§ Work to be completed
Copy out the lines from the one containing "follow-button[interactable] xyxy=(114,743,170,799)" through the one containing "comment-bubble-icon xyxy=(420,545,464,589)", inclusive, exactly as they appear.
--- Begin Supplied data ---
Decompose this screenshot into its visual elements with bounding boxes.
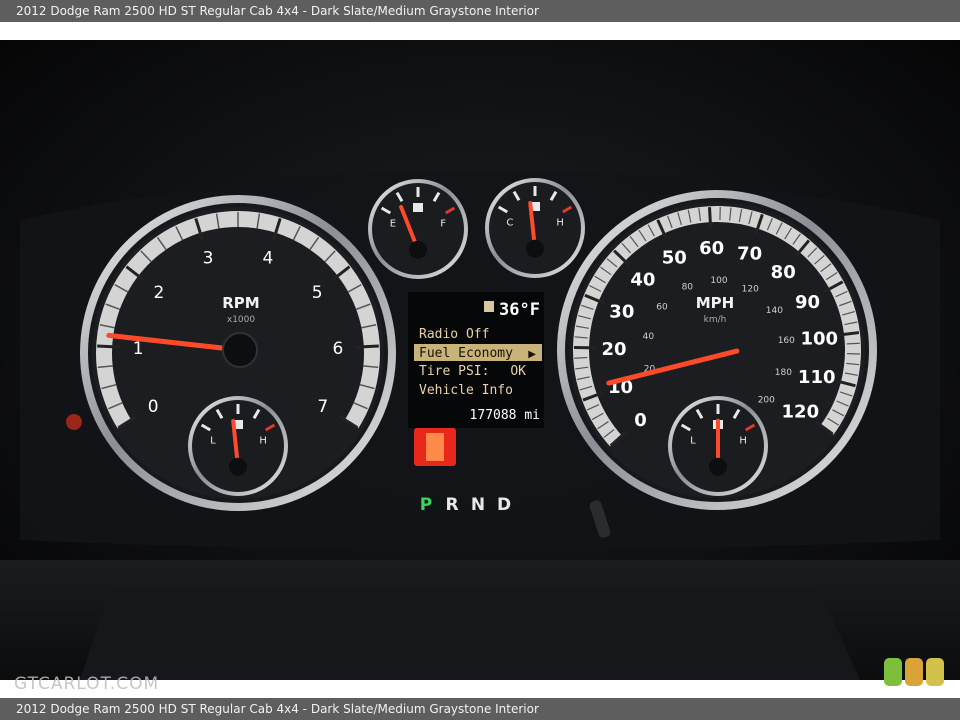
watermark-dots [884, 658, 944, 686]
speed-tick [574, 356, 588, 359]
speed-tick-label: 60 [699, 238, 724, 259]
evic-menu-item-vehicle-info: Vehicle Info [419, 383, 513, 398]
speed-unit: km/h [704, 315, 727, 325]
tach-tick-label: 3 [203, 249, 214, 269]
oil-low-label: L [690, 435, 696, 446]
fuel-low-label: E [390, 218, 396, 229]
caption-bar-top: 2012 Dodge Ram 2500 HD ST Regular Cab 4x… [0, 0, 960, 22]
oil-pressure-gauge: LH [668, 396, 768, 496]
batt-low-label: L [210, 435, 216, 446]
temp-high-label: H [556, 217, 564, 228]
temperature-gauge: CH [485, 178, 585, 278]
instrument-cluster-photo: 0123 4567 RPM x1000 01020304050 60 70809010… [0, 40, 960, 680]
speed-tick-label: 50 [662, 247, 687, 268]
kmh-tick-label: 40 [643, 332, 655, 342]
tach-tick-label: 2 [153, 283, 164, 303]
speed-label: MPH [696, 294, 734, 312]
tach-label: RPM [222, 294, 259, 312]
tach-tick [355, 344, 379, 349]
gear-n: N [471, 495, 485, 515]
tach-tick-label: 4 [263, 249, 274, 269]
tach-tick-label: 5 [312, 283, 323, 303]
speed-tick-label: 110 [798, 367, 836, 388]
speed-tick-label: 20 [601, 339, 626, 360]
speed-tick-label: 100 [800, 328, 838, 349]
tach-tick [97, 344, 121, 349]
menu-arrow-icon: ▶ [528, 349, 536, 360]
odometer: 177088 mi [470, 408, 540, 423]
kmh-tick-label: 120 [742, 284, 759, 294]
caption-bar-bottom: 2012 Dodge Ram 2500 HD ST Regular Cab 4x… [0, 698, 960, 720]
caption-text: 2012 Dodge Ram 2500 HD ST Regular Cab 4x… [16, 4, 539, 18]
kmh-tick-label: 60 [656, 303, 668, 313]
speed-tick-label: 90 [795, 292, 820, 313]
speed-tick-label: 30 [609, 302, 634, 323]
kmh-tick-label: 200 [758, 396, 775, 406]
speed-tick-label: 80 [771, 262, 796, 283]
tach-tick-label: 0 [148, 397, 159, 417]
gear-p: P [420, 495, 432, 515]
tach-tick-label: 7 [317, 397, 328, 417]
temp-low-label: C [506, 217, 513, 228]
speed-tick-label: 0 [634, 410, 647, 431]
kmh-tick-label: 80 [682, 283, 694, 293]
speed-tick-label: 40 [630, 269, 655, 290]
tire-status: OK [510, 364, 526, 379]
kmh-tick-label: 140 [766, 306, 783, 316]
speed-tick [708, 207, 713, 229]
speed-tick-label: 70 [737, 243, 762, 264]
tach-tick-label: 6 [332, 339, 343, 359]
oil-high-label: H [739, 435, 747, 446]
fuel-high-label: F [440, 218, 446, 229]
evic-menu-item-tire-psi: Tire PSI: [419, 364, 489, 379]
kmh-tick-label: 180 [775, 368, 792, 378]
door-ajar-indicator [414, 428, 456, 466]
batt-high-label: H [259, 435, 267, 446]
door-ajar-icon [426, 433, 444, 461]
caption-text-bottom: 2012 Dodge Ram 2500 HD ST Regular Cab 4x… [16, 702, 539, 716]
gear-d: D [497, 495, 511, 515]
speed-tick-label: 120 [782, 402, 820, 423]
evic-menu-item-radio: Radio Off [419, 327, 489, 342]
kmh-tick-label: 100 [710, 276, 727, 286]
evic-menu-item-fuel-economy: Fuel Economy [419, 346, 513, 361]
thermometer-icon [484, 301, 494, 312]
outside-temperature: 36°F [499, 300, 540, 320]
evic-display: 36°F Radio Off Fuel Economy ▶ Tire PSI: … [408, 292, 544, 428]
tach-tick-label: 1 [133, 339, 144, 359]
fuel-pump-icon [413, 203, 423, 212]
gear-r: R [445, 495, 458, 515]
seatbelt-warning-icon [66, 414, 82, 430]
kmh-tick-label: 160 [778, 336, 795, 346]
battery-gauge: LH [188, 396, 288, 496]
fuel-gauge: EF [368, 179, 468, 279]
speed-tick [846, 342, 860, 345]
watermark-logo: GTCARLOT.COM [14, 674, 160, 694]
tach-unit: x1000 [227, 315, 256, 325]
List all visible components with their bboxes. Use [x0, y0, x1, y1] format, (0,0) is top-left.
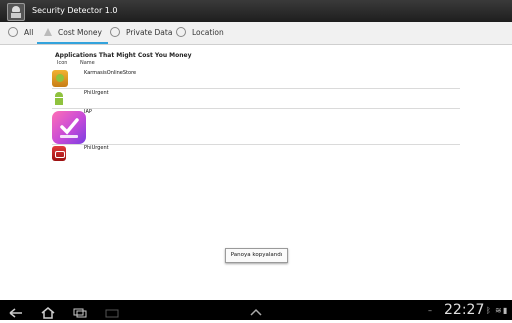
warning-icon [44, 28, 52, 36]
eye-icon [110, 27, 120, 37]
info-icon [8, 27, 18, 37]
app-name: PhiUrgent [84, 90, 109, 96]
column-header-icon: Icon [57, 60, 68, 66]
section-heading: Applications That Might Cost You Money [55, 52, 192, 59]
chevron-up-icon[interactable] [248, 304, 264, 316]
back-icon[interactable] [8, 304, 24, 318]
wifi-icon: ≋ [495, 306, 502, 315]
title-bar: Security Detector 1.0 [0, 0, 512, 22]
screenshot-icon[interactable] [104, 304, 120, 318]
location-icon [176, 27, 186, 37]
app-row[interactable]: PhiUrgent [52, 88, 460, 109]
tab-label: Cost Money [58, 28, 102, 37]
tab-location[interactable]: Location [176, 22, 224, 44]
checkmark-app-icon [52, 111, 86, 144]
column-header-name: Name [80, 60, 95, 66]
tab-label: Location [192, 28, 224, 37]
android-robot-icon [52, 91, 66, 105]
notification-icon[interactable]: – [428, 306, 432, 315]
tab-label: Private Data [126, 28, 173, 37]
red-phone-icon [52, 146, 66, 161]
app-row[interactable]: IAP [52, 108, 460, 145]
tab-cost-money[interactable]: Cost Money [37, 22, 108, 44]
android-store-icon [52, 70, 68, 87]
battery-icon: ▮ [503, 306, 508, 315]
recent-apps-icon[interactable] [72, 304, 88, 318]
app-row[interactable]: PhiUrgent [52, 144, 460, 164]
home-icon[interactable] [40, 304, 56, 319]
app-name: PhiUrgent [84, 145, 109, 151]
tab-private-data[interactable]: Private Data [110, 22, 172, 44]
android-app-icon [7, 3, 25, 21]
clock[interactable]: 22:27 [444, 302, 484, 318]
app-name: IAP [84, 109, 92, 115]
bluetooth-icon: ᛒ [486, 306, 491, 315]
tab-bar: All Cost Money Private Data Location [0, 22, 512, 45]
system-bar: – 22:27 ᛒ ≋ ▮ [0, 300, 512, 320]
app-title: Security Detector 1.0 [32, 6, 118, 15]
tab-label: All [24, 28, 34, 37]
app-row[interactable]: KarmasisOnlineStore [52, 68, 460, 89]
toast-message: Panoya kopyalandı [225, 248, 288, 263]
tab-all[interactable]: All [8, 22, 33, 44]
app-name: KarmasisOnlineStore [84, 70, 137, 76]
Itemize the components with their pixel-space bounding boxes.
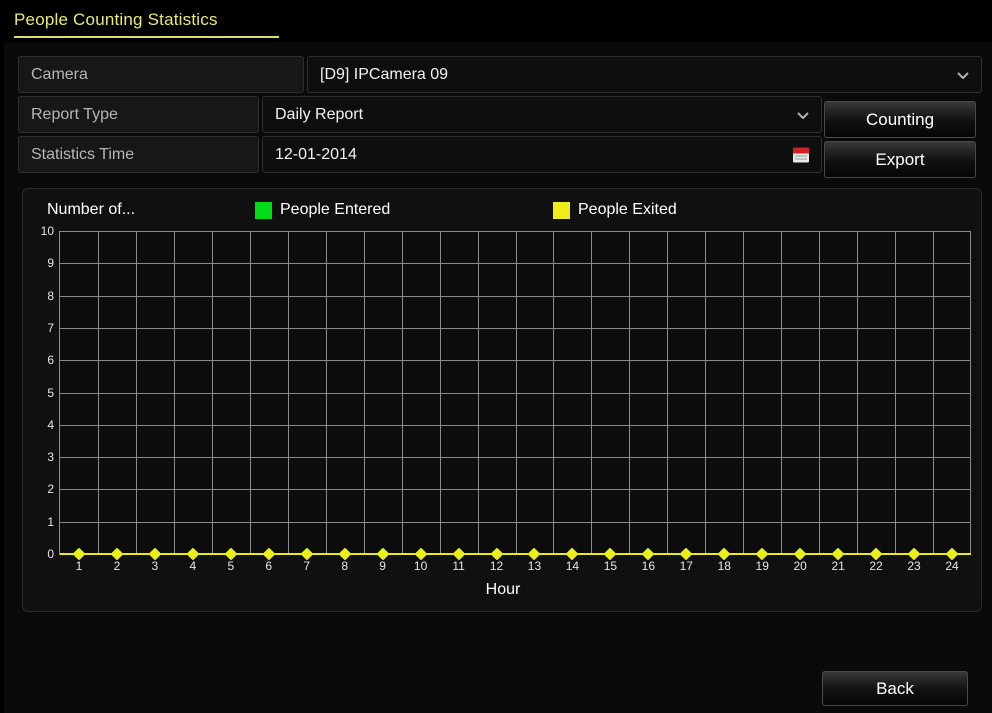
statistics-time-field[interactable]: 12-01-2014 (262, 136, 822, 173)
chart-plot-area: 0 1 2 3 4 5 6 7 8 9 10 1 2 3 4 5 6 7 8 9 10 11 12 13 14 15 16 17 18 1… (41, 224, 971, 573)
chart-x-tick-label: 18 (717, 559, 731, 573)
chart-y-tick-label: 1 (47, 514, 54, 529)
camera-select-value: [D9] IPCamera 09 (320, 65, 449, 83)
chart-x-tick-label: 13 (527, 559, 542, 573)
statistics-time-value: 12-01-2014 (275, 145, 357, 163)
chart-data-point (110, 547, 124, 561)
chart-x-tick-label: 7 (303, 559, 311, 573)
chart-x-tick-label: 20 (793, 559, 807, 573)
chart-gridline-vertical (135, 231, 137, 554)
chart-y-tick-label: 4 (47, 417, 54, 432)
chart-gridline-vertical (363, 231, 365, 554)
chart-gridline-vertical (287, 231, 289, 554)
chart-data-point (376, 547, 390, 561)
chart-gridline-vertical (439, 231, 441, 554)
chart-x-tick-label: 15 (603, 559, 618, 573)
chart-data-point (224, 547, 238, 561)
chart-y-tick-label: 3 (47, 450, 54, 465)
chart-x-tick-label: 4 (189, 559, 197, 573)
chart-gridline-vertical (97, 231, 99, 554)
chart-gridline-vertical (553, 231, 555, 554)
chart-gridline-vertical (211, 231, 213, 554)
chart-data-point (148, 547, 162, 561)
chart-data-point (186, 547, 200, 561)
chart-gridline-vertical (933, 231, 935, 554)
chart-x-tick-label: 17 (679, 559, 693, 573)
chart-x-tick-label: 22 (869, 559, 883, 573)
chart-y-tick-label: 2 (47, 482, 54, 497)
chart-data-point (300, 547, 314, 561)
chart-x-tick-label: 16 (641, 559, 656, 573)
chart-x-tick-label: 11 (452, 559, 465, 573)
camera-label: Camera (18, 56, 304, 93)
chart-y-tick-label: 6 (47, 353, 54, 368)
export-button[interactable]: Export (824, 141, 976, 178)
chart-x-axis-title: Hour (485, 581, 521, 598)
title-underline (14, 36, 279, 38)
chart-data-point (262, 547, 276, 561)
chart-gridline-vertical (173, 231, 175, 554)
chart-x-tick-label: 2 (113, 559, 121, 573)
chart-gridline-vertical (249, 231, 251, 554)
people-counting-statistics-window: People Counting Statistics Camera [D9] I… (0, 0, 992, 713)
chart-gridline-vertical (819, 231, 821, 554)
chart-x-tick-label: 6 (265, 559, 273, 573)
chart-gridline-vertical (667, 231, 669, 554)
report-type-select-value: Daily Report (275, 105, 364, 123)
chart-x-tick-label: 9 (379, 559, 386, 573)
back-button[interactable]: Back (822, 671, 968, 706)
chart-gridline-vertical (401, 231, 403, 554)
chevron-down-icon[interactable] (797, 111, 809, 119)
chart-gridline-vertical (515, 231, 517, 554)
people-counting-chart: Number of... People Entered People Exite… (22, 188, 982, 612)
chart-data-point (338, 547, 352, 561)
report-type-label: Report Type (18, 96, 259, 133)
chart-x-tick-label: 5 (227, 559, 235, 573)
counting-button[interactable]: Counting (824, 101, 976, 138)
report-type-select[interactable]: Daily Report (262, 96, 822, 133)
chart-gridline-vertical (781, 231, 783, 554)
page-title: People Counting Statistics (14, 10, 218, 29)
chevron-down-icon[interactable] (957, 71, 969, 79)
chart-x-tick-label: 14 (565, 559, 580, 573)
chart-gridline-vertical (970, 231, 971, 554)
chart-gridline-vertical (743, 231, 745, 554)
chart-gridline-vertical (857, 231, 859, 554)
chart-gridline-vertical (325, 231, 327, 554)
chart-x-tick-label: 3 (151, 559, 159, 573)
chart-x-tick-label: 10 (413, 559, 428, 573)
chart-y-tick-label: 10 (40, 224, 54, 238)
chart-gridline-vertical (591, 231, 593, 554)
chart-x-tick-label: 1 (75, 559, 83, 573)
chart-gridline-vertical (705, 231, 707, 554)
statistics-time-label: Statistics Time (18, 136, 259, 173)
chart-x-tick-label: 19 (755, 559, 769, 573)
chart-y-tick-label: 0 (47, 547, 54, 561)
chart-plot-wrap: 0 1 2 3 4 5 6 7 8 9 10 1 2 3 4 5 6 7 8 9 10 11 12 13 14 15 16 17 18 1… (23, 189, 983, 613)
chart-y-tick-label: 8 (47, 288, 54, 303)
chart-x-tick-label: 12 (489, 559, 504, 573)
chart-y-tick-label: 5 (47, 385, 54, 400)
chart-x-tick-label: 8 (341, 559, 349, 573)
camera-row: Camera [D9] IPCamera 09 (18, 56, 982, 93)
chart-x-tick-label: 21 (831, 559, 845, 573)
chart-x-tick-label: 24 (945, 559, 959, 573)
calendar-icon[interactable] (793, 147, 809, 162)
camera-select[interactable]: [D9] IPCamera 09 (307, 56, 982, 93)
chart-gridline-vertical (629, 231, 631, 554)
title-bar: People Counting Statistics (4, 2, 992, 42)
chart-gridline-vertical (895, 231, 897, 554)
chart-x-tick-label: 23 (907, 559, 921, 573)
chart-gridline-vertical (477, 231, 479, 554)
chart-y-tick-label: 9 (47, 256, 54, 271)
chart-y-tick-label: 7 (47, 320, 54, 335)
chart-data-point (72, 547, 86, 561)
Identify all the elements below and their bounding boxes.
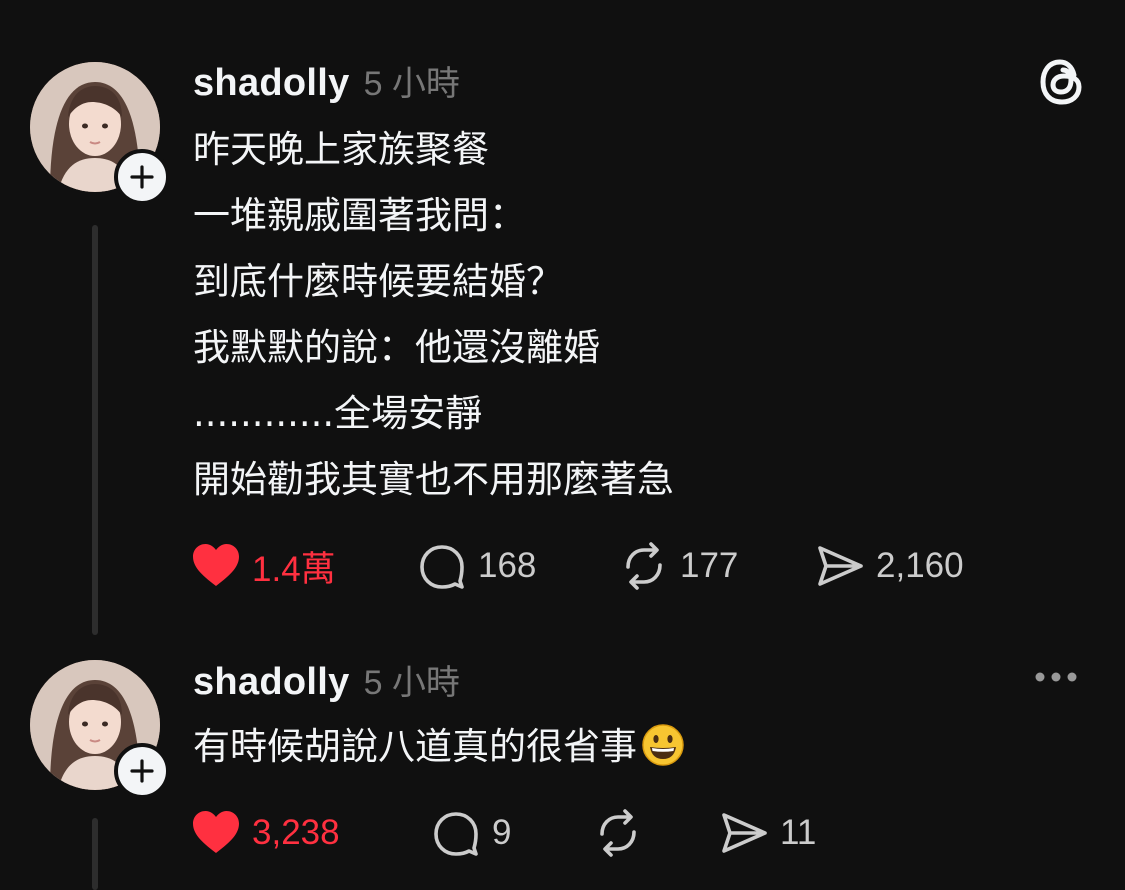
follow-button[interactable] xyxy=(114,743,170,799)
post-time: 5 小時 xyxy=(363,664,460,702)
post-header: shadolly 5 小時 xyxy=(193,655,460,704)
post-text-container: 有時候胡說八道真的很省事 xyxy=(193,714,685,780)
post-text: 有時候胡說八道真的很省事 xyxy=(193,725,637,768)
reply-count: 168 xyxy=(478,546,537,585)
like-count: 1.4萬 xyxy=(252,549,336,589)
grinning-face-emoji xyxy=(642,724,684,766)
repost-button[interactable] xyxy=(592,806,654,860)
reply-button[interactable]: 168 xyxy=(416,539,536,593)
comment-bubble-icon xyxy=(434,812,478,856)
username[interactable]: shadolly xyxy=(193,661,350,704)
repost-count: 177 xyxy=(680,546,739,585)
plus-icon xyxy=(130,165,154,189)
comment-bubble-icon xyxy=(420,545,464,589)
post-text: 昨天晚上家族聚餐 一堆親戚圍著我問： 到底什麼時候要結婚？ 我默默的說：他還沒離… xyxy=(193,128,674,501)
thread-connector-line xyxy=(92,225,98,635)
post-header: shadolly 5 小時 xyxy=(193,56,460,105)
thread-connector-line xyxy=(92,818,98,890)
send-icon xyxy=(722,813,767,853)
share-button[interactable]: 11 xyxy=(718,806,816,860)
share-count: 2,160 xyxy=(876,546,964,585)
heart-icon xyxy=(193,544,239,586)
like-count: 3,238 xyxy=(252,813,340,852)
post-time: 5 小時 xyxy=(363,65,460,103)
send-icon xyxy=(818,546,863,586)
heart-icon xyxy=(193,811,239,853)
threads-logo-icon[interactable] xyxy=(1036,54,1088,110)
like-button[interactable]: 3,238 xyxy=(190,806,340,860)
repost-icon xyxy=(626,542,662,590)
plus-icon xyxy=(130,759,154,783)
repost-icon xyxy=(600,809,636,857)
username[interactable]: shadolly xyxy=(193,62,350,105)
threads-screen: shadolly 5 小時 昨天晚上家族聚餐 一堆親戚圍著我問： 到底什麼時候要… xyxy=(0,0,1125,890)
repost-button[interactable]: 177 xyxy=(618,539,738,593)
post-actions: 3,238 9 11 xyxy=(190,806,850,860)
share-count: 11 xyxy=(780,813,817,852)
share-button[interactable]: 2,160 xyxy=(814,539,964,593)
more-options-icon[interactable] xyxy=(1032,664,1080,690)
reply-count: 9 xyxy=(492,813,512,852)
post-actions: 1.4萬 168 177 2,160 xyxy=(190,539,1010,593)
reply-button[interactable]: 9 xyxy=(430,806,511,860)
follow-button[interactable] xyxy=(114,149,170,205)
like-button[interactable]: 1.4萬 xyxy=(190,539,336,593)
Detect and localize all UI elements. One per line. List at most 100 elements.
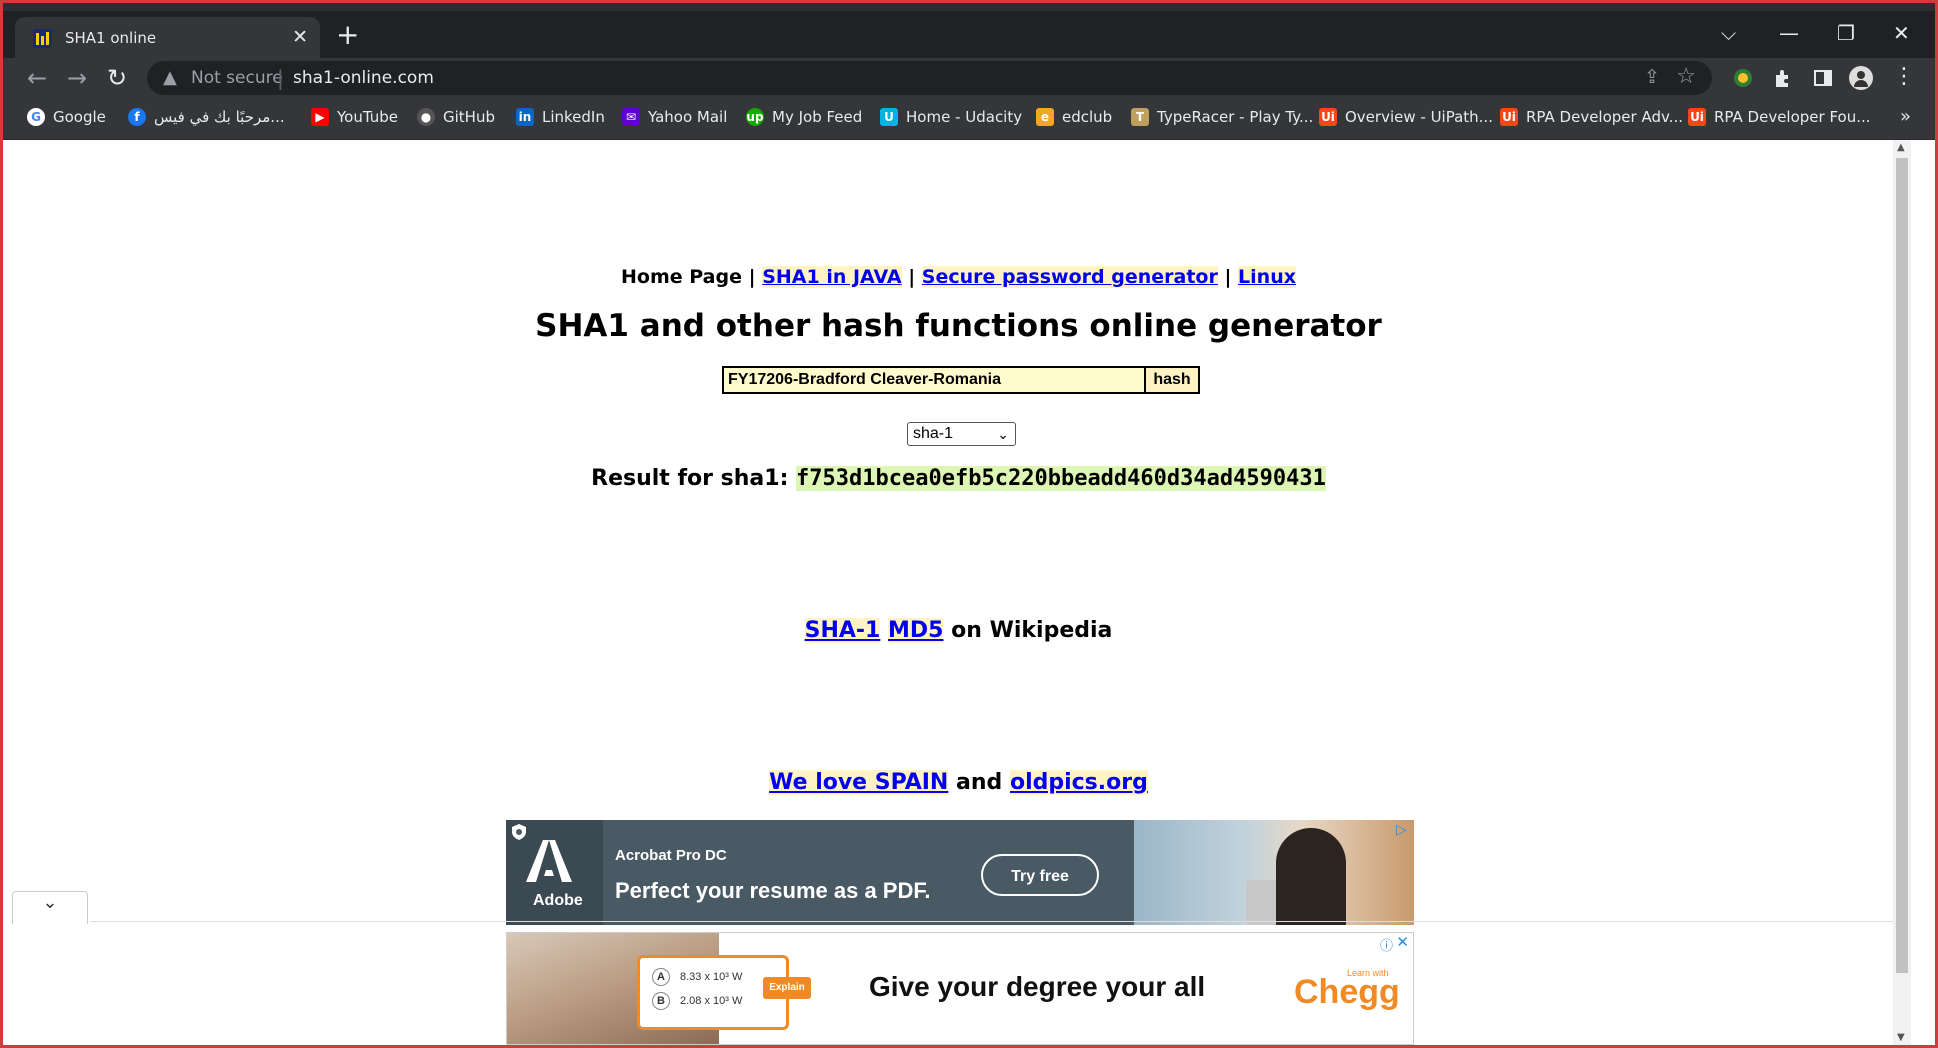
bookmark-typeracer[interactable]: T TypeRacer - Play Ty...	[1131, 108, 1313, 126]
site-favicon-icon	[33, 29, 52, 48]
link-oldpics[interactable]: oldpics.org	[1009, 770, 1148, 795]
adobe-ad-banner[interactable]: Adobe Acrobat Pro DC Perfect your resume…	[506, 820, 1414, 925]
--- End Supplied data ---
§ The completed task
follow-button[interactable] xyxy=(114,743,170,799)
post-time: 5 小時 xyxy=(363,664,460,702)
post-header: shadolly 5 小時 xyxy=(193,655,460,704)
post-text-container: 有時候胡說八道真的很省事 xyxy=(193,714,685,780)
post-text: 有時候胡說八道真的很省事 xyxy=(193,725,637,768)
reply-count: 168 xyxy=(478,546,537,585)
like-count: 1.4萬 xyxy=(252,549,336,589)
grinning-face-emoji xyxy=(642,724,684,766)
repost-button[interactable] xyxy=(592,806,654,860)
reply-button[interactable]: 168 xyxy=(416,539,536,593)
comment-bubble-icon xyxy=(434,812,478,856)
username[interactable]: shadolly xyxy=(193,661,350,704)
repost-count: 177 xyxy=(680,546,739,585)
plus-icon xyxy=(130,165,154,189)
comment-bubble-icon xyxy=(420,545,464,589)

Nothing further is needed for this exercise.